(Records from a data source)
• • •

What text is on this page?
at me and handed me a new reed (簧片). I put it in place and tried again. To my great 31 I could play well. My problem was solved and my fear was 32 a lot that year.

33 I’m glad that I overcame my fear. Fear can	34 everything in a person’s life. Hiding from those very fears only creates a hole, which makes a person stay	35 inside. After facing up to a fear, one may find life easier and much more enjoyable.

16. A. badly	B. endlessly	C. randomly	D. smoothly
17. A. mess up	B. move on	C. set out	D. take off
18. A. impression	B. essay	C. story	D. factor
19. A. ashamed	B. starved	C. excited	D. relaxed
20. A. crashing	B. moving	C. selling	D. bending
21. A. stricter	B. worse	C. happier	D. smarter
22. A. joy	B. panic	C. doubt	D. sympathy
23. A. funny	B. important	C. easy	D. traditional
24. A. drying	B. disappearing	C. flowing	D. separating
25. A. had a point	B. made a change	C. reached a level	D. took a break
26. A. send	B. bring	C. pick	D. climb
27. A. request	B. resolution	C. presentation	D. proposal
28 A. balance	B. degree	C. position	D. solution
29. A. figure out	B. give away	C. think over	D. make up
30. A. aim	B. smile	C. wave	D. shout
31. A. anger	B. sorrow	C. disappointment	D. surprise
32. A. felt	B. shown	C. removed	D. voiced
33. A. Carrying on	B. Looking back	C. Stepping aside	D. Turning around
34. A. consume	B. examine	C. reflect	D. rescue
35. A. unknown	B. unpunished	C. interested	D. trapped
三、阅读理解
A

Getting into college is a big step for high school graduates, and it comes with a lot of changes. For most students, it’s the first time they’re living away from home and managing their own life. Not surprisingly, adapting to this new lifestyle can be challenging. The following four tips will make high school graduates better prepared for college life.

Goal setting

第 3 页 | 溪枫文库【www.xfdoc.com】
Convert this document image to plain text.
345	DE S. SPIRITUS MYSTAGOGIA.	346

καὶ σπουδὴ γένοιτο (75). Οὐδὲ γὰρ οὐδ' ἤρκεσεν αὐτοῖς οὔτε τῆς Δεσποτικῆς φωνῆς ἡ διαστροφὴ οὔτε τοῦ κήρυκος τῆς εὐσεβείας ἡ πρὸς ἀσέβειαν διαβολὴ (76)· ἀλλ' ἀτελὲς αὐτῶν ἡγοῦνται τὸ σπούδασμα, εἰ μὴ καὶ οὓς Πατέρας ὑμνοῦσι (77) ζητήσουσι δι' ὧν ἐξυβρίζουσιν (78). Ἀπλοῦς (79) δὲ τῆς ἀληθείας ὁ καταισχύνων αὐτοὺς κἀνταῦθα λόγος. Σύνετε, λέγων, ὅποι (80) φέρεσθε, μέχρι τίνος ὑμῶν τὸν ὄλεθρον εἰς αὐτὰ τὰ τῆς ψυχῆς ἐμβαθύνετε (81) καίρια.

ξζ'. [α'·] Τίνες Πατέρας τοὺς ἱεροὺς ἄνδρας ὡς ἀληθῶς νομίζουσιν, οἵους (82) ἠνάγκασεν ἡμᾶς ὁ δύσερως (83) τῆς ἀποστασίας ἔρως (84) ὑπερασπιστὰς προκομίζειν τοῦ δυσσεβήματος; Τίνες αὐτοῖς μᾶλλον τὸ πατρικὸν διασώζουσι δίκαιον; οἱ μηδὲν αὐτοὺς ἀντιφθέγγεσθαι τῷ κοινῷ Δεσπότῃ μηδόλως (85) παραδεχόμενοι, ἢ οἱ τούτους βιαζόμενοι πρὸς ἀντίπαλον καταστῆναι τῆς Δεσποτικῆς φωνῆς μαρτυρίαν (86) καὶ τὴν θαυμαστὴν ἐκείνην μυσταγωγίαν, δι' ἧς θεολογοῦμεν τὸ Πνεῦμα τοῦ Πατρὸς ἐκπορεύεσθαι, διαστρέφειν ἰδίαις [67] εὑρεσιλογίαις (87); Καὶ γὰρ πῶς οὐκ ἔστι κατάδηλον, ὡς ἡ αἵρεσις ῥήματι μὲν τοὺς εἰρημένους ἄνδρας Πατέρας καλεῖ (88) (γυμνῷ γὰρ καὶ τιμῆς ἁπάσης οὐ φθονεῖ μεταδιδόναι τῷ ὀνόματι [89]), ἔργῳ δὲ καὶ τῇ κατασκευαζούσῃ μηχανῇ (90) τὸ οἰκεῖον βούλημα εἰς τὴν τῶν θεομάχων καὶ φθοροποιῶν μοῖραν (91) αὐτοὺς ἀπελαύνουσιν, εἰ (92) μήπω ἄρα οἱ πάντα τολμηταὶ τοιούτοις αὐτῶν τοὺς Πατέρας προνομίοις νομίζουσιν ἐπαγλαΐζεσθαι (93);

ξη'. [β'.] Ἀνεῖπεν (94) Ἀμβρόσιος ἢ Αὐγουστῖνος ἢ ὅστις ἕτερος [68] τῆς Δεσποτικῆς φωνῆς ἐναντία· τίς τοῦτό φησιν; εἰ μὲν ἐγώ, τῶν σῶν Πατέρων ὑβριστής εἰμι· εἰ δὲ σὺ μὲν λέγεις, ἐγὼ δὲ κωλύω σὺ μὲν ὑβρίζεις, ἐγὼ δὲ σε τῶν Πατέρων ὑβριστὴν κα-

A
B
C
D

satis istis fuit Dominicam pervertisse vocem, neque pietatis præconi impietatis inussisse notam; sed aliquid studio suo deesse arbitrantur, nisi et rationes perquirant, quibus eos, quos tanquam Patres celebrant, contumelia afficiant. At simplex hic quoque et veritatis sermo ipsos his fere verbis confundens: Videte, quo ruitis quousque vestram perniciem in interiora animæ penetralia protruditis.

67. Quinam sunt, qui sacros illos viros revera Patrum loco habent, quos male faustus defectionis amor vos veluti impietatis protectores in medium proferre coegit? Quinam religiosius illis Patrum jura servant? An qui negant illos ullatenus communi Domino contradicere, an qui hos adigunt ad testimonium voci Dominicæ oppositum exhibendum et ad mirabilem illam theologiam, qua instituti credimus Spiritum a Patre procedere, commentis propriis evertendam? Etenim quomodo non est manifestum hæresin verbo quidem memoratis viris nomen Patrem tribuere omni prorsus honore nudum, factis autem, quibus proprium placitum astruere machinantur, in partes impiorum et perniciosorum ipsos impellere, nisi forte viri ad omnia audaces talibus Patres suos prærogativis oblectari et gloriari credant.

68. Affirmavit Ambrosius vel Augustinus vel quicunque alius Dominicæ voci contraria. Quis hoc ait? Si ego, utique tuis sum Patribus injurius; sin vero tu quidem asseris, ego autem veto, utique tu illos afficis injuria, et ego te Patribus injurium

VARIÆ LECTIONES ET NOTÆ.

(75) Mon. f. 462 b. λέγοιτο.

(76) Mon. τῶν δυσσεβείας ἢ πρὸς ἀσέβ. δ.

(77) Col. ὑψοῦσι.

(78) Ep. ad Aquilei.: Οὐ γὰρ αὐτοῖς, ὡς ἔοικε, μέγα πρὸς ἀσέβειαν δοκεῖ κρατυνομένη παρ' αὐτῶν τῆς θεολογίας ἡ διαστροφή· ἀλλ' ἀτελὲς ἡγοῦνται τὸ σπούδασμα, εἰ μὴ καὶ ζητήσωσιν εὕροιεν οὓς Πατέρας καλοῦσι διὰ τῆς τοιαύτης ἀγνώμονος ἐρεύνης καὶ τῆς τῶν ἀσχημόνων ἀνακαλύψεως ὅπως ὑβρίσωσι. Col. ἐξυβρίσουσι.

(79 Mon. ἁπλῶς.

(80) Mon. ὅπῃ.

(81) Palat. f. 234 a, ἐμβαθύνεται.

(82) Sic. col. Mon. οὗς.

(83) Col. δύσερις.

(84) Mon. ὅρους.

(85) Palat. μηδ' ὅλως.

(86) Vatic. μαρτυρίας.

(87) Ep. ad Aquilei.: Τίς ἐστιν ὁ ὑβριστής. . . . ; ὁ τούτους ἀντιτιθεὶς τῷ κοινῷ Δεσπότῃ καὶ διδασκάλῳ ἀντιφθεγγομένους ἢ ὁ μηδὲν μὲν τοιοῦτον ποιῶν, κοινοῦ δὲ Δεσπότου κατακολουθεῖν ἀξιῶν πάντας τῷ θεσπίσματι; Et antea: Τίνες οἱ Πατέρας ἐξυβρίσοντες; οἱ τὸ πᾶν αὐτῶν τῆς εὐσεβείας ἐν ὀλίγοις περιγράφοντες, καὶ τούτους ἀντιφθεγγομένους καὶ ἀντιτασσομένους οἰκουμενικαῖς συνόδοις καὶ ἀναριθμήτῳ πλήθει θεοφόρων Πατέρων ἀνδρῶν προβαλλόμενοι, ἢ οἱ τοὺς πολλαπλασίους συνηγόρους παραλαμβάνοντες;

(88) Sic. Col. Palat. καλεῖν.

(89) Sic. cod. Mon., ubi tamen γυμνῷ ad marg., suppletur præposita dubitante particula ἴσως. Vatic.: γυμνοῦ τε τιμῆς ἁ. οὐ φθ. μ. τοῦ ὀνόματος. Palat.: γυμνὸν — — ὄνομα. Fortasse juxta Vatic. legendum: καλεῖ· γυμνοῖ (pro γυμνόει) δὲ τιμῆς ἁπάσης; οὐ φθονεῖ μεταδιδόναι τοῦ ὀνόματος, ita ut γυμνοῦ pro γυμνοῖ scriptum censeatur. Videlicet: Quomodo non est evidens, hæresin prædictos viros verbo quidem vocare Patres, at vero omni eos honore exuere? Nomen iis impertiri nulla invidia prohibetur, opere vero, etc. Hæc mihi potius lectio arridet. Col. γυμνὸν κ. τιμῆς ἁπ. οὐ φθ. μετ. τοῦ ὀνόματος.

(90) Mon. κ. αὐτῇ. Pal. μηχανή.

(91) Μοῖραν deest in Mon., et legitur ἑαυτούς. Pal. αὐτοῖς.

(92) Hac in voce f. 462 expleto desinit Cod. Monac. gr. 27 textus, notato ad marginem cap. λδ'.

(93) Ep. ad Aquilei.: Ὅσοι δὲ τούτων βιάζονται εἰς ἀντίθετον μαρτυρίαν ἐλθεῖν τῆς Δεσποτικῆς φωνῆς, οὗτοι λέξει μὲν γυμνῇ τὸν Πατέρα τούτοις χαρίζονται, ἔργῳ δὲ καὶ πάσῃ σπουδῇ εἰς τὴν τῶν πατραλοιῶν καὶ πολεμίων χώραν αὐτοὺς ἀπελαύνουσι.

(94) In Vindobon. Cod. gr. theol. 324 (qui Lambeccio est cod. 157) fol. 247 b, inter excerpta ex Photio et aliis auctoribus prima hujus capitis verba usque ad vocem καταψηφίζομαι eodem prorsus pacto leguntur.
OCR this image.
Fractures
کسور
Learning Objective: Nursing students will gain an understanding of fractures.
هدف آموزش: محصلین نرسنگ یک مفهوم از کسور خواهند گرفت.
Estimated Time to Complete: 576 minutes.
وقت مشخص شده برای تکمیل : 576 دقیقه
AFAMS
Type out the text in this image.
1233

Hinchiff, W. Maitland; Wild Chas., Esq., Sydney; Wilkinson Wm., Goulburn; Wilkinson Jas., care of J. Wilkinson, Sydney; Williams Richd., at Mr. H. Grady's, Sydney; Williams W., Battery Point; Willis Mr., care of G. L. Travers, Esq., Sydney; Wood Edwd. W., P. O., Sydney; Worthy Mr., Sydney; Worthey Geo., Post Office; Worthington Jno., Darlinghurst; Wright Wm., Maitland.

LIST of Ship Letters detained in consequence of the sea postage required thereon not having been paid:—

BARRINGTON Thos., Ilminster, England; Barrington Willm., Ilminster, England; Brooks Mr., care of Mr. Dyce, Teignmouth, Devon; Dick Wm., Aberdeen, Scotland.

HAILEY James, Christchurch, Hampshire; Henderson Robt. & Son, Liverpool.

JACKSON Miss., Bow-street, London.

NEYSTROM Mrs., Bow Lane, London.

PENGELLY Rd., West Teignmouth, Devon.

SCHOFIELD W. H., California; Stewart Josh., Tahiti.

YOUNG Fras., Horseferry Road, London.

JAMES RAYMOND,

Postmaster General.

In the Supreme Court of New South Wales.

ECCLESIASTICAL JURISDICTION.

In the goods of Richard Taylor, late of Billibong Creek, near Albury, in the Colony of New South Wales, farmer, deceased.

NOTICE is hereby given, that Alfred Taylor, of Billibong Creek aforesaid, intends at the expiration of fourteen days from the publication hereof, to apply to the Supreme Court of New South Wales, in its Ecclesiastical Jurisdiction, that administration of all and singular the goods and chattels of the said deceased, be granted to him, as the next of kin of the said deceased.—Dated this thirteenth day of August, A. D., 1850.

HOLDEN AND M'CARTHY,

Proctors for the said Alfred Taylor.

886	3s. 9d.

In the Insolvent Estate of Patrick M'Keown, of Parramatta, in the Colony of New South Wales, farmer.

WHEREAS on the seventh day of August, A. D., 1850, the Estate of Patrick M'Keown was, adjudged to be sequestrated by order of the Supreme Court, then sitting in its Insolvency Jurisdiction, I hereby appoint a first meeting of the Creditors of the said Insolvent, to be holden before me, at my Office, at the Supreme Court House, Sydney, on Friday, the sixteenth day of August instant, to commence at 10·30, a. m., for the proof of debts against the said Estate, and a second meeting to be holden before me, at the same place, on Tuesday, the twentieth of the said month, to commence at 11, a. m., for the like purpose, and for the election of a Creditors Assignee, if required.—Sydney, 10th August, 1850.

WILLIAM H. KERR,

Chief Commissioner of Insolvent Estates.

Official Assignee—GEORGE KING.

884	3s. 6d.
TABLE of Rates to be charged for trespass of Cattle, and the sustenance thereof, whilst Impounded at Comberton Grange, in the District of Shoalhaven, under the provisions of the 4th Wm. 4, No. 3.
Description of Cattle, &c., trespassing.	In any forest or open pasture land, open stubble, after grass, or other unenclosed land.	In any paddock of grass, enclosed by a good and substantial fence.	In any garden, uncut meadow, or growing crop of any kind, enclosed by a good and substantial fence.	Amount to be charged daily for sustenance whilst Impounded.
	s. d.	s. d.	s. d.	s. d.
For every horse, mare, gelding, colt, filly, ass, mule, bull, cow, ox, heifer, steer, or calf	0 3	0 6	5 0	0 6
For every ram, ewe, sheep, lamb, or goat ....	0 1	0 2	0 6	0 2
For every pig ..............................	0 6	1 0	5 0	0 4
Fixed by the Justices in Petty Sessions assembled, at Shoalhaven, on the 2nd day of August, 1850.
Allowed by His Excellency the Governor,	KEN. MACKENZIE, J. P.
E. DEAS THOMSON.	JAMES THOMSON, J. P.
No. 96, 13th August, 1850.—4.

• • •

Goal = Look through the records and gather each line with the word "Taylor".

Exercise output =
In the goods of Richard Taylor, late of Billibong Creek, near Albury, in the Colony of New South Wales, farmer, deceased.
NOTICE is hereby given, that Alfred Taylor, of Billibong Creek aforesaid, intends at the expiration of fourteen days from the publication hereof, to apply to the Supreme Court of New South Wales, in its Ecclesiastical Jurisdiction, that administration of all and singular the goods and chattels of the said deceased, be granted to him, as the next of kin of the said deceased.—Dated this thirteenth day of August, A. D., 1850.
Proctors for the said Alfred Taylor.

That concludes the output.